Exercise aim »
Send back all the data below, exactly as given.

Dataset entries »
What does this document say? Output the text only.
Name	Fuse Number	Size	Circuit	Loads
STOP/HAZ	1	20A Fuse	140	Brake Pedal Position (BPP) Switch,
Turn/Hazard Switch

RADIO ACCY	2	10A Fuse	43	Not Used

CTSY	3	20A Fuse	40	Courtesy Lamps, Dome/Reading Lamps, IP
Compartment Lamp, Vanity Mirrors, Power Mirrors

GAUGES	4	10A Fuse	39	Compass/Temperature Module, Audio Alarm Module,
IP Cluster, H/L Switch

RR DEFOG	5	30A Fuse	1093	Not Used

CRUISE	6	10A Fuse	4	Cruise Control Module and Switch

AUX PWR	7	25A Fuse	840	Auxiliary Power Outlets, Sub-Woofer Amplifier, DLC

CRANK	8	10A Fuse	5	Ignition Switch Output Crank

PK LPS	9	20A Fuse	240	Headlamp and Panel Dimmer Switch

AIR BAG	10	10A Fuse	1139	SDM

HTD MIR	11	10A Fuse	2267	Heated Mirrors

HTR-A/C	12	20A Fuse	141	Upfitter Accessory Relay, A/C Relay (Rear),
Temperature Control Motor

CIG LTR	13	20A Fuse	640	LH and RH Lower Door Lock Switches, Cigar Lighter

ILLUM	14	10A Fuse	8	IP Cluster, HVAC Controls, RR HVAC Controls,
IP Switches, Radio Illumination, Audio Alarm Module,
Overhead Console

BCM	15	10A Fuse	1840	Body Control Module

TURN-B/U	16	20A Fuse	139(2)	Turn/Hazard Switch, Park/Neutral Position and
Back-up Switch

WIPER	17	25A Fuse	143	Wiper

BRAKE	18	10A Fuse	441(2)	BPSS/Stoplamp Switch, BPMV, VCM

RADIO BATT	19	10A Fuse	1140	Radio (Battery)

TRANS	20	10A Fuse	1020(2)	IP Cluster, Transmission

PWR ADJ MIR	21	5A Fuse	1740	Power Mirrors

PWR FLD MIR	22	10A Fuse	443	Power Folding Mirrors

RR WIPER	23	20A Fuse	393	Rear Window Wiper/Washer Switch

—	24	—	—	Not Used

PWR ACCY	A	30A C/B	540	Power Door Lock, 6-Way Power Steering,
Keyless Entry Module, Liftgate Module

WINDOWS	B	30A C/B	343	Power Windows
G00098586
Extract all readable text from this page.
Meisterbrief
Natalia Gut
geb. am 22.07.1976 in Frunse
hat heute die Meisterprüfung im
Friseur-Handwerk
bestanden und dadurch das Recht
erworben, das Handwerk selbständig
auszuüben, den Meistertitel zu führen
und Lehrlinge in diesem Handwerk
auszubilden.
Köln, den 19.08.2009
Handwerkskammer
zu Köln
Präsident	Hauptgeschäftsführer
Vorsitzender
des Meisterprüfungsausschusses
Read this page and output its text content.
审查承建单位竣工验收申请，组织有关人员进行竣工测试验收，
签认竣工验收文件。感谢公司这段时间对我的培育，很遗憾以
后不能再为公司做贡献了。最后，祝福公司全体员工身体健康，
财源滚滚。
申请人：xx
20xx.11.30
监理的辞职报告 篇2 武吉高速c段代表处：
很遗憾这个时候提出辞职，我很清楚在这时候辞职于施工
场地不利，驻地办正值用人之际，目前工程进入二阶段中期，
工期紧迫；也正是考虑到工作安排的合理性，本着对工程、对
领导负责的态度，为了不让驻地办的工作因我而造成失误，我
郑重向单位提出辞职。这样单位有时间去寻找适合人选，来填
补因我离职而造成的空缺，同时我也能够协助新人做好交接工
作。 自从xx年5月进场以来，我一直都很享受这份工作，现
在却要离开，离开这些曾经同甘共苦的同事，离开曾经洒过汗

Correct response »
What does this document say? Output the text only.
Name	Fuse Number	Size	Circuit	Loads
STOP/HAZ	1	20A Fuse	140	Brake Pedal Position (BPP) Switch,
Turn/Hazard Switch

RADIO ACCY	2	10A Fuse	43	Not Used

CTSY	3	20A Fuse	40	Courtesy Lamps, Dome/Reading Lamps, IP
Compartment Lamp, Vanity Mirrors, Power Mirrors

GAUGES	4	10A Fuse	39	Compass/Temperature Module, Audio Alarm Module,
IP Cluster, H/L Switch

RR DEFOG	5	30A Fuse	1093	Not Used

CRUISE	6	10A Fuse	4	Cruise Control Module and Switch

AUX PWR	7	25A Fuse	840	Auxiliary Power Outlets, Sub-Woofer Amplifier, DLC

CRANK	8	10A Fuse	5	Ignition Switch Output Crank

PK LPS	9	20A Fuse	240	Headlamp and Panel Dimmer Switch

AIR BAG	10	10A Fuse	1139	SDM

HTD MIR	11	10A Fuse	2267	Heated Mirrors

HTR-A/C	12	20A Fuse	141	Upfitter Accessory Relay, A/C Relay (Rear),
Temperature Control Motor

CIG LTR	13	20A Fuse	640	LH and RH Lower Door Lock Switches, Cigar Lighter

ILLUM	14	10A Fuse	8	IP Cluster, HVAC Controls, RR HVAC Controls,
IP Switches, Radio Illumination, Audio Alarm Module,
Overhead Console

BCM	15	10A Fuse	1840	Body Control Module

TURN-B/U	16	20A Fuse	139(2)	Turn/Hazard Switch, Park/Neutral Position and
Back-up Switch

WIPER	17	25A Fuse	143	Wiper

BRAKE	18	10A Fuse	441(2)	BPSS/Stoplamp Switch, BPMV, VCM

RADIO BATT	19	10A Fuse	1140	Radio (Battery)

TRANS	20	10A Fuse	1020(2)	IP Cluster, Transmission

PWR ADJ MIR	21	5A Fuse	1740	Power Mirrors

PWR FLD MIR	22	10A Fuse	443	Power Folding Mirrors

RR WIPER	23	20A Fuse	393	Rear Window Wiper/Washer Switch

—	24	—	—	Not Used

PWR ACCY	A	30A C/B	540	Power Door Lock, 6-Way Power Steering,
Keyless Entry Module, Liftgate Module

WINDOWS	B	30A C/B	343	Power Windows
G00098586
Extract all readable text from this page.
Meisterbrief
Natalia Gut
geb. am 22.07.1976 in Frunse
hat heute die Meisterprüfung im
Friseur-Handwerk
bestanden und dadurch das Recht
erworben, das Handwerk selbständig
auszuüben, den Meistertitel zu führen
und Lehrlinge in diesem Handwerk
auszubilden.
Köln, den 19.08.2009
Handwerkskammer
zu Köln
Präsident	Hauptgeschäftsführer
Vorsitzender
des Meisterprüfungsausschusses
Read this page and output its text content.
审查承建单位竣工验收申请，组织有关人员进行竣工测试验收，
签认竣工验收文件。感谢公司这段时间对我的培育，很遗憾以
后不能再为公司做贡献了。最后，祝福公司全体员工身体健康，
财源滚滚。
申请人：xx
20xx.11.30
监理的辞职报告 篇2 武吉高速c段代表处：
很遗憾这个时候提出辞职，我很清楚在这时候辞职于施工
场地不利，驻地办正值用人之际，目前工程进入二阶段中期，
工期紧迫；也正是考虑到工作安排的合理性，本着对工程、对
领导负责的态度，为了不让驻地办的工作因我而造成失误，我
郑重向单位提出辞职。这样单位有时间去寻找适合人选，来填
补因我离职而造成的空缺，同时我也能够协助新人做好交接工
作。 自从xx年5月进场以来，我一直都很享受这份工作，现
在却要离开，离开这些曾经同甘共苦的同事，离开曾经洒过汗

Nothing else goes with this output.